_Page extract_:
§ §
Nesting¶
Nested commands let a CLI grow without flattening every operation into the top level.
Classes create one level of nesting automatically:
class Workspace:
"""Workspace commands."""
def open_task(self, task_id: str) -> str:
"""Open a task."""
return f"open {task_id}"
def close_task(self, task_id: str) -> str:
"""Close a task."""
return f"close {task_id}"
$ python app.py workspace open-task TASK-123
$ python app.py workspace close-task TASK-123
Manual groups can be nested explicitly:
from interfacy import CommandGroup, Interfacy
def sync_users() -> str:
"""Sync user records."""
return "synced"
admin = CommandGroup("admin", description="Administrative commands")
admin.add_command(sync_users)
workspace = CommandGroup("workspace", description="Workspace commands")
workspace.add_group(admin)
Interfacy(print_result=True).run(workspace)
$ python app.py workspace admin sync-users
synced
Nested command paths¶
Nested paths add context to command names:
workspace open-taskworkspace admin sync-usersdb queryrelease cut
Top-level commands remain flat unless they are added under a class or group.
Help at every level¶
Every command node can render help.
$ python app.py --help
$ python app.py workspace --help
$ python app.py workspace admin --help
Descriptions come from docstrings or explicit description= values.
§ §
_Data excerpts_:
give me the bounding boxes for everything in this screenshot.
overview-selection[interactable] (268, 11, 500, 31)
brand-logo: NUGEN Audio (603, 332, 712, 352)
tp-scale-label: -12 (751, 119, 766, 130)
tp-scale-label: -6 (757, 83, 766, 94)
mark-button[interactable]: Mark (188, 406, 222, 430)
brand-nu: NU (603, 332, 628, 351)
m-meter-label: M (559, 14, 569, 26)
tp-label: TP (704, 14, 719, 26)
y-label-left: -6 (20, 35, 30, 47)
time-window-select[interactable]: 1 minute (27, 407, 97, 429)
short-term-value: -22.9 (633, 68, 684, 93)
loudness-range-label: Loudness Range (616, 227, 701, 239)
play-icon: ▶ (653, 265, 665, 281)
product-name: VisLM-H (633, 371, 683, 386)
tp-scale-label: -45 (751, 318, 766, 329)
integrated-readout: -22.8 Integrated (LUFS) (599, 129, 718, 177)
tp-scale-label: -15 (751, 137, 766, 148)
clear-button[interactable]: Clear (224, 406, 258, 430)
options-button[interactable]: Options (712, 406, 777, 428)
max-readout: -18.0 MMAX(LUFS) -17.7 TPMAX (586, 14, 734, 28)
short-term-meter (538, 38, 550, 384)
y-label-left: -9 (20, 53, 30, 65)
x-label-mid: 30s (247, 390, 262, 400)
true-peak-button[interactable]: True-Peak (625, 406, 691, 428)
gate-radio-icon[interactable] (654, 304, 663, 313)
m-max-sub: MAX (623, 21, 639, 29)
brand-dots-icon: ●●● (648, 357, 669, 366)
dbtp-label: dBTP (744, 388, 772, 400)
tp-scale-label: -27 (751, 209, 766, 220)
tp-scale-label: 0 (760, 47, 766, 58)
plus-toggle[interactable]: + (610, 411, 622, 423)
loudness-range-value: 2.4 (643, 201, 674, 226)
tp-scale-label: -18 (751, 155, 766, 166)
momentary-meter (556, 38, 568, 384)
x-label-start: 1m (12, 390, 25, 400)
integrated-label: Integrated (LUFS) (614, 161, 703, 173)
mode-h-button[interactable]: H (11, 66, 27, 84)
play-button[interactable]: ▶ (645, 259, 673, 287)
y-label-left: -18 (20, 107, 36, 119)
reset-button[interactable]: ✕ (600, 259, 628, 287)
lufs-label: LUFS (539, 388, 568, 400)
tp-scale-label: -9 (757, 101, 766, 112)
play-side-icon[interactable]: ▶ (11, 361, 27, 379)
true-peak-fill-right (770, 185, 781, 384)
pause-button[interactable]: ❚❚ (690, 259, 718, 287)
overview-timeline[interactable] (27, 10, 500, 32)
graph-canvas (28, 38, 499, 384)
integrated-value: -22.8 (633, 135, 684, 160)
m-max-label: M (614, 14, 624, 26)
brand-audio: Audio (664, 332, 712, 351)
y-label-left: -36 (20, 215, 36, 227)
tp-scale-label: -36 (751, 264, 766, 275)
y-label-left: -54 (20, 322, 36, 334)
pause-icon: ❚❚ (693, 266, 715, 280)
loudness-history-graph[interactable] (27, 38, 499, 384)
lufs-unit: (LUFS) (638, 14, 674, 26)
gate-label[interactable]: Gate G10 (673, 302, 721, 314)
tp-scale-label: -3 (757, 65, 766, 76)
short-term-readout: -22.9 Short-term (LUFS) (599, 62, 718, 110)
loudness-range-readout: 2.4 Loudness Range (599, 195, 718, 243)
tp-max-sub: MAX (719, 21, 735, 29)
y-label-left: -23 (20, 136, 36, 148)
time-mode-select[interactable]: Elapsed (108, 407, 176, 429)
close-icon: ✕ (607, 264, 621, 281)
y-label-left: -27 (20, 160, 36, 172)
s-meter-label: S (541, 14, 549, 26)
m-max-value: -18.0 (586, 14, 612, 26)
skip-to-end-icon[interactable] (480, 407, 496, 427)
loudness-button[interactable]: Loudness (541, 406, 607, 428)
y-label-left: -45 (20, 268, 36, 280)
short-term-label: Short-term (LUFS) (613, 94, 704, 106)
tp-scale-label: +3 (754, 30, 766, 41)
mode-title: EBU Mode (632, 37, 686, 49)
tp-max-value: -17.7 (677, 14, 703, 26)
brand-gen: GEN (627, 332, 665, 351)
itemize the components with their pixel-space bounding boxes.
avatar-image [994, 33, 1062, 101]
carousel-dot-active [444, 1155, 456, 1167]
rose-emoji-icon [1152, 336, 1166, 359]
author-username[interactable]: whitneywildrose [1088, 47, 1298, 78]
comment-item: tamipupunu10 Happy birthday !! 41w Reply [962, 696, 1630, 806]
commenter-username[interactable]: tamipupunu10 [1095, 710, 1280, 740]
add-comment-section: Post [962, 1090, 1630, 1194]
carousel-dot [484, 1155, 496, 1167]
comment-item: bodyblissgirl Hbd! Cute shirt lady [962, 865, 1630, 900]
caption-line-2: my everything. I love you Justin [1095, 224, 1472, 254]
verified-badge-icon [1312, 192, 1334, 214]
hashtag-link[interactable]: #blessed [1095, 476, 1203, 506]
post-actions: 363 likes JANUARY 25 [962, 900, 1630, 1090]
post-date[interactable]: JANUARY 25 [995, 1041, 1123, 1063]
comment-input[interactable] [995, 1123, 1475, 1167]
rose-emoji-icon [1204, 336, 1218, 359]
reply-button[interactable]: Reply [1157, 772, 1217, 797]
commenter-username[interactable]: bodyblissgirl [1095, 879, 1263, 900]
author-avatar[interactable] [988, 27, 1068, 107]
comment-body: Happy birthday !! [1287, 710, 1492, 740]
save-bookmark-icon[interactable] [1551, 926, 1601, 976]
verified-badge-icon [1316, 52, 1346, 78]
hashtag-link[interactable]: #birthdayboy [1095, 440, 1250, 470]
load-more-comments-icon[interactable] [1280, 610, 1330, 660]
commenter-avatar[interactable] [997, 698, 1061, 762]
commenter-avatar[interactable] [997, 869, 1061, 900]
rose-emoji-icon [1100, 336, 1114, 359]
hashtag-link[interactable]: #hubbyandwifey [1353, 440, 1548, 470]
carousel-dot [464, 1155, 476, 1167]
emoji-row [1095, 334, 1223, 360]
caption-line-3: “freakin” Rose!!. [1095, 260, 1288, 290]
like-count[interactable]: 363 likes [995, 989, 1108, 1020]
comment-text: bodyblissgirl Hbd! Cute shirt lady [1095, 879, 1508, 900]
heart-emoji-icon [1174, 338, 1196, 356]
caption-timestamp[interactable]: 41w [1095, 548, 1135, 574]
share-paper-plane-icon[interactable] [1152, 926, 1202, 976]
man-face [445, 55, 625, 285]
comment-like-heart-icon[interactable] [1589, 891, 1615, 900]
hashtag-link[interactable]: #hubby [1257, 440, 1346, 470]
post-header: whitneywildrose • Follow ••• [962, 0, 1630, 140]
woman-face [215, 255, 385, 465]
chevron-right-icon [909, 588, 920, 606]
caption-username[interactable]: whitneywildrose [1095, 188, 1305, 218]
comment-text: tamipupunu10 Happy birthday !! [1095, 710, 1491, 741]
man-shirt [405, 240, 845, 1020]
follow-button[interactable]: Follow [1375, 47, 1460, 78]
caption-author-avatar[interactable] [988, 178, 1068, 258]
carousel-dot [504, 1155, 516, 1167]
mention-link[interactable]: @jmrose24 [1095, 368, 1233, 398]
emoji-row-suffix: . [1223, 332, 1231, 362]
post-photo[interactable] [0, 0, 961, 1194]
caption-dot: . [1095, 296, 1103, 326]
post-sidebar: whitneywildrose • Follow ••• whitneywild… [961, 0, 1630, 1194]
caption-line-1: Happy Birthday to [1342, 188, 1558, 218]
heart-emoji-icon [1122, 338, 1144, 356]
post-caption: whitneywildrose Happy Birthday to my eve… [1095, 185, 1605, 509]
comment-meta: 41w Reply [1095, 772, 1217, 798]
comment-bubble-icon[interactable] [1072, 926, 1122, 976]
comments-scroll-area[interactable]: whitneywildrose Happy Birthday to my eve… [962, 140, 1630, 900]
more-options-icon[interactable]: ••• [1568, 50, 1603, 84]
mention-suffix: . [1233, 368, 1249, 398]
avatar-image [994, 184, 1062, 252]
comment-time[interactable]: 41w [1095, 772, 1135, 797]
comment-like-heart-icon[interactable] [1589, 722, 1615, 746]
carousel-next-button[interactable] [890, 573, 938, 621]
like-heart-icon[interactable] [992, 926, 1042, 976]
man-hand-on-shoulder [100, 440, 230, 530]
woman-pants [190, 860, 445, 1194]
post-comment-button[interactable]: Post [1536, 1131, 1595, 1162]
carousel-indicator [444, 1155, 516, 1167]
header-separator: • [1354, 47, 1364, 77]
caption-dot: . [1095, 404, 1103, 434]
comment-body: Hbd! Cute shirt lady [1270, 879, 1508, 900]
§ §
_Task 1_: Please list every shell command in the nesting guide that begins with "$ python app.py".
_Task 2_: Edit the nesting guide from "workspace.add_group(admin)" up to and including "can render help." by replacing "render" with "display".
The records have no part in this work.

_Written solution 1_:
$ python app.py workspace open-task TASK-123
$ python app.py workspace close-task TASK-123
$ python app.py workspace admin sync-users
$ python app.py --help
$ python app.py workspace --help
$ python app.py workspace admin --help

_Written solution 2_:
workspace.add_group(admin)
Interfacy(print_result=True).run(workspace)
$ python app.py workspace admin sync-users
synced
Nested command paths¶
Nested paths add context to command names:
workspace open-taskworkspace admin sync-usersdb queryrelease cut
Top-level commands remain flat unless they are added under a class or group.
Help at every level¶
Every command node can display help.